::: GIVEN RECORDS

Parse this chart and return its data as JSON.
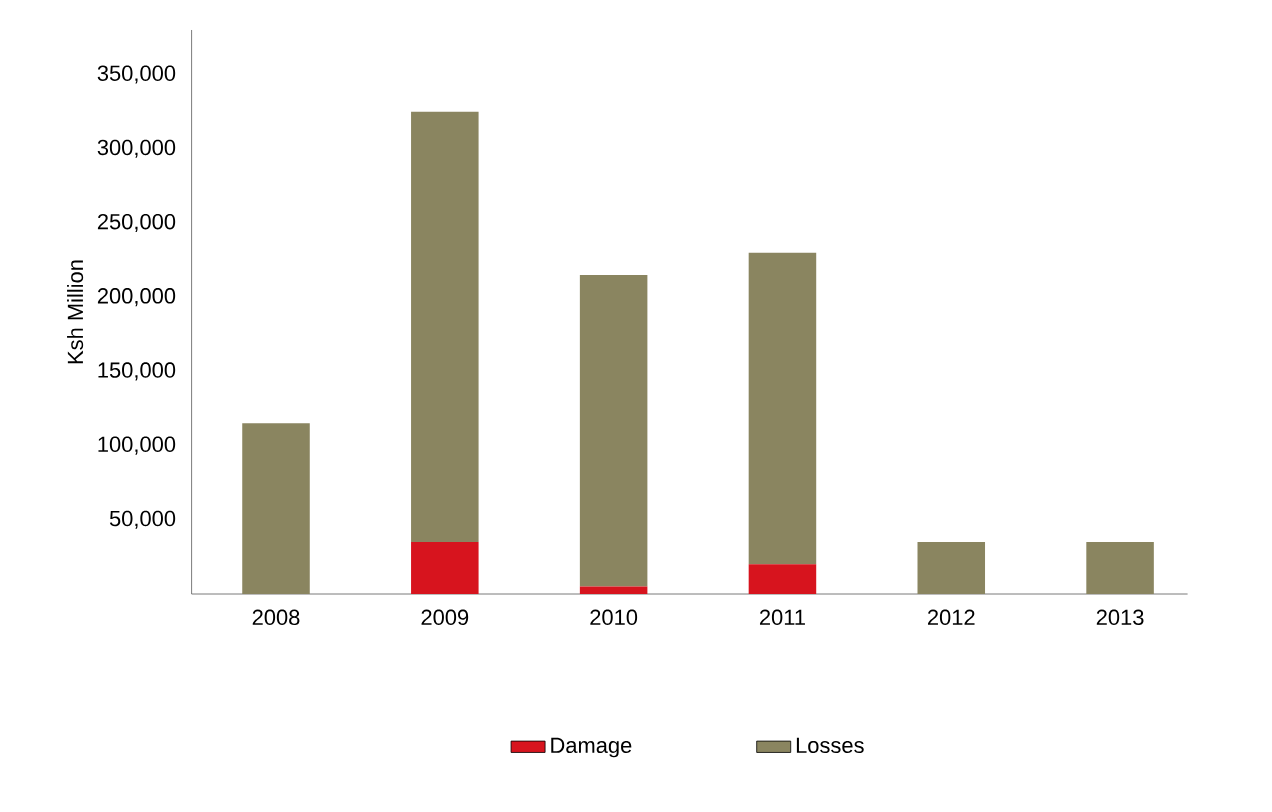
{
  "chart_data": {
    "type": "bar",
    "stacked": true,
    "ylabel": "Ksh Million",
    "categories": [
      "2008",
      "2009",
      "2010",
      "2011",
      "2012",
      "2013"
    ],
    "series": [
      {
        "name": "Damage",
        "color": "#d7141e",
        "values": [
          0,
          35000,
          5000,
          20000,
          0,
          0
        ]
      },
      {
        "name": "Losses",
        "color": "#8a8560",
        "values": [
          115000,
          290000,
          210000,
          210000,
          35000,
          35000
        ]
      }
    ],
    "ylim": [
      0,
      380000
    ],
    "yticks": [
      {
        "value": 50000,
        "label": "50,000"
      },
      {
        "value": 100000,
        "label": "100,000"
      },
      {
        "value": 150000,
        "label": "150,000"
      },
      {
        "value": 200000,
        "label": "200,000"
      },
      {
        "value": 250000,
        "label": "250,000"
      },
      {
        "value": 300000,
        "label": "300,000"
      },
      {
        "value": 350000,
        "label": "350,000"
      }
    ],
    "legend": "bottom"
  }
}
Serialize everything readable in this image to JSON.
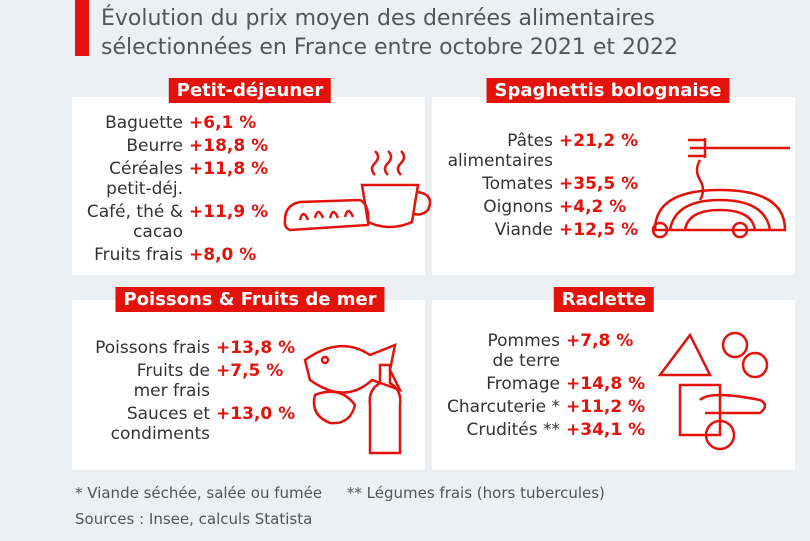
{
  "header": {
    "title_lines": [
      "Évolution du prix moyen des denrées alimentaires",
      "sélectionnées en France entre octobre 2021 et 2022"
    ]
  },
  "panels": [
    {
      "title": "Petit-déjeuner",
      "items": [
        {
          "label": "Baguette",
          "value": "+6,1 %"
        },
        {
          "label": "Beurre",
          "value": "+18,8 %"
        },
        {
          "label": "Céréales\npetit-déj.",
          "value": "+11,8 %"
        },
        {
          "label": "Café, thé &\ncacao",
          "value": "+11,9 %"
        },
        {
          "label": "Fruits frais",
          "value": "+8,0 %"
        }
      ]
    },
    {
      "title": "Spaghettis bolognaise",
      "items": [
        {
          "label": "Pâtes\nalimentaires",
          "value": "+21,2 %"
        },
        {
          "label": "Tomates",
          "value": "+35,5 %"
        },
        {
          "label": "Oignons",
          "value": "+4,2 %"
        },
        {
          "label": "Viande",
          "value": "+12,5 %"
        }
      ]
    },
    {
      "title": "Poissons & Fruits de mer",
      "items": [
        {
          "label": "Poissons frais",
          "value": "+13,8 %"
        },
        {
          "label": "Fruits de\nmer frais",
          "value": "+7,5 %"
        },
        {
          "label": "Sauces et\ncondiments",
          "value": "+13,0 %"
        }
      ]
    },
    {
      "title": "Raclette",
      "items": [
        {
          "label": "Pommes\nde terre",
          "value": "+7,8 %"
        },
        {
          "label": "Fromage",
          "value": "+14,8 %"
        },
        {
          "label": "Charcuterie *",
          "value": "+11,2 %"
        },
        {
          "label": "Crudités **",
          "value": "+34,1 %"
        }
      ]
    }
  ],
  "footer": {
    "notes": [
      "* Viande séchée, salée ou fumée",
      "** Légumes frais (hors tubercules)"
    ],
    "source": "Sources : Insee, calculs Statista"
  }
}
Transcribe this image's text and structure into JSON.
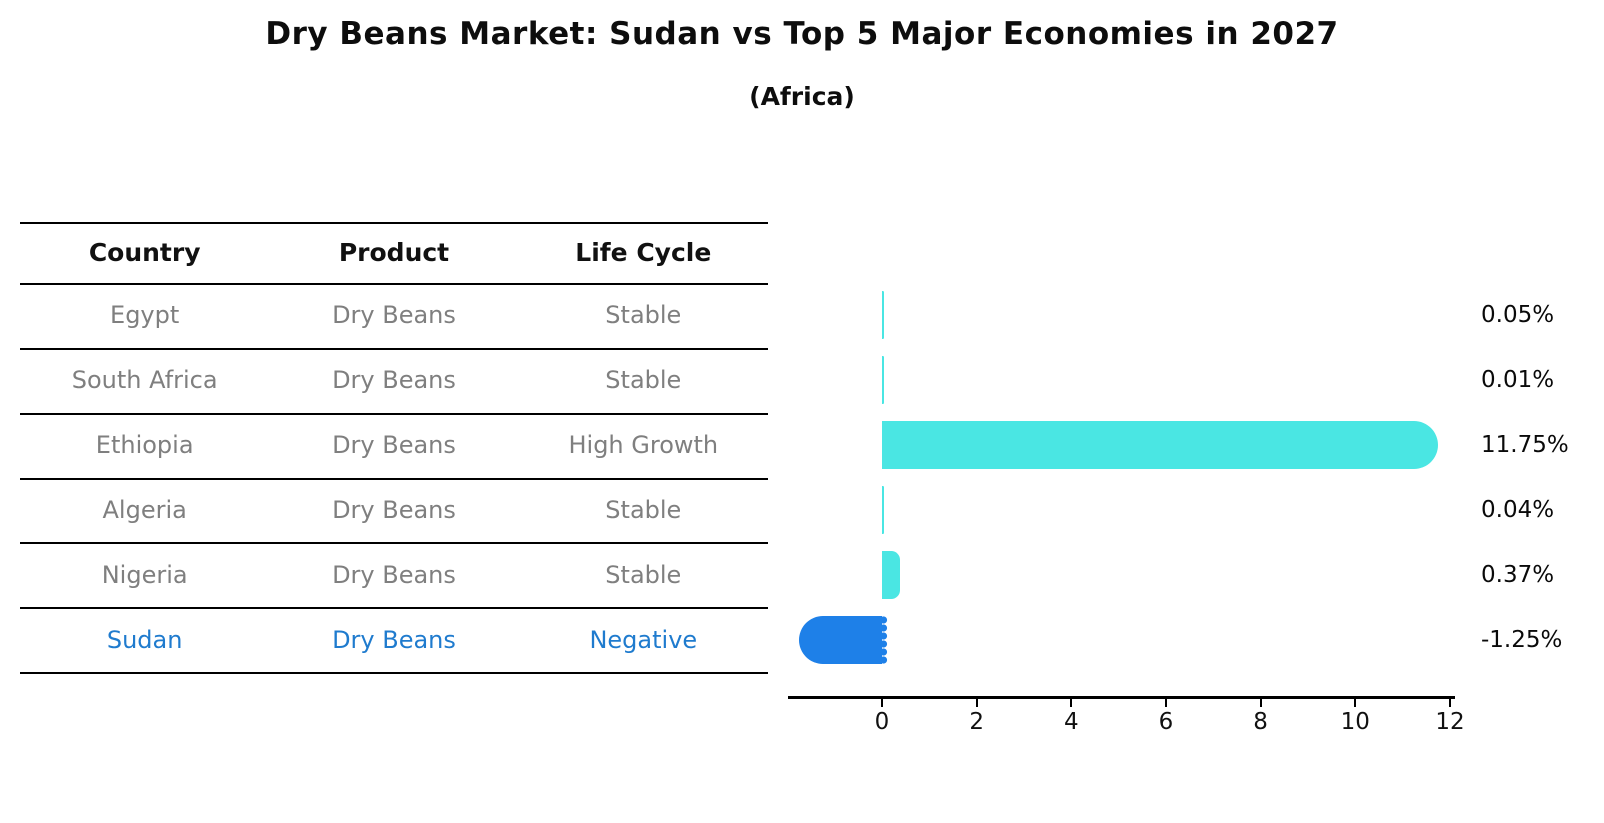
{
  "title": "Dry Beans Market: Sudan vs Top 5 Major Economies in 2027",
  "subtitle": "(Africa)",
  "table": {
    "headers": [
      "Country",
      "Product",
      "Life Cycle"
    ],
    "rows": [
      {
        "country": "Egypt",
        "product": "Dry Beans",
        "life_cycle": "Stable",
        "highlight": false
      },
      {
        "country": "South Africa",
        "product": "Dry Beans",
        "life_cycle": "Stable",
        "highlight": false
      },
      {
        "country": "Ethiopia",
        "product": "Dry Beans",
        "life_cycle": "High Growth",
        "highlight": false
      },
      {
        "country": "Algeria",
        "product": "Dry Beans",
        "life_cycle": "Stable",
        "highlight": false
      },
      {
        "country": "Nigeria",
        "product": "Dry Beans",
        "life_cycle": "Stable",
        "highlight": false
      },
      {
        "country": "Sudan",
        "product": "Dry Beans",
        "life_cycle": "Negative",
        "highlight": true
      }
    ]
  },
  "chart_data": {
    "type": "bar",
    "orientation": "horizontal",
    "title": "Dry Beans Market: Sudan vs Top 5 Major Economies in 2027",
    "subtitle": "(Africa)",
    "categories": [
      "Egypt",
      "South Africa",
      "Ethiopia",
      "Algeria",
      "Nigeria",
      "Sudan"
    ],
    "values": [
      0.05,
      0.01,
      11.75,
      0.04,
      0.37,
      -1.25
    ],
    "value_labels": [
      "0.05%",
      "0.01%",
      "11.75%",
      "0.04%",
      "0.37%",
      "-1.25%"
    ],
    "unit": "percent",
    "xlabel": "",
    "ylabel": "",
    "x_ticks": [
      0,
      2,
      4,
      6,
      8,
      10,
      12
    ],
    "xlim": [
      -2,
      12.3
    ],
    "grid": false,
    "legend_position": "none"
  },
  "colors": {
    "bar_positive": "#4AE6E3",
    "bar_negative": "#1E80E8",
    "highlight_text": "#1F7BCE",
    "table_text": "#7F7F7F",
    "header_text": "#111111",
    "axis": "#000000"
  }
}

::::::

EXERCISE PROMPT: Copy out each line of the data where the string "Fruits" appears.

WORKED ANSWER:
          "label": "Fruits frais",
      "title": "Poissons & Fruits de mer",
          "label": "Fruits de\nmer frais",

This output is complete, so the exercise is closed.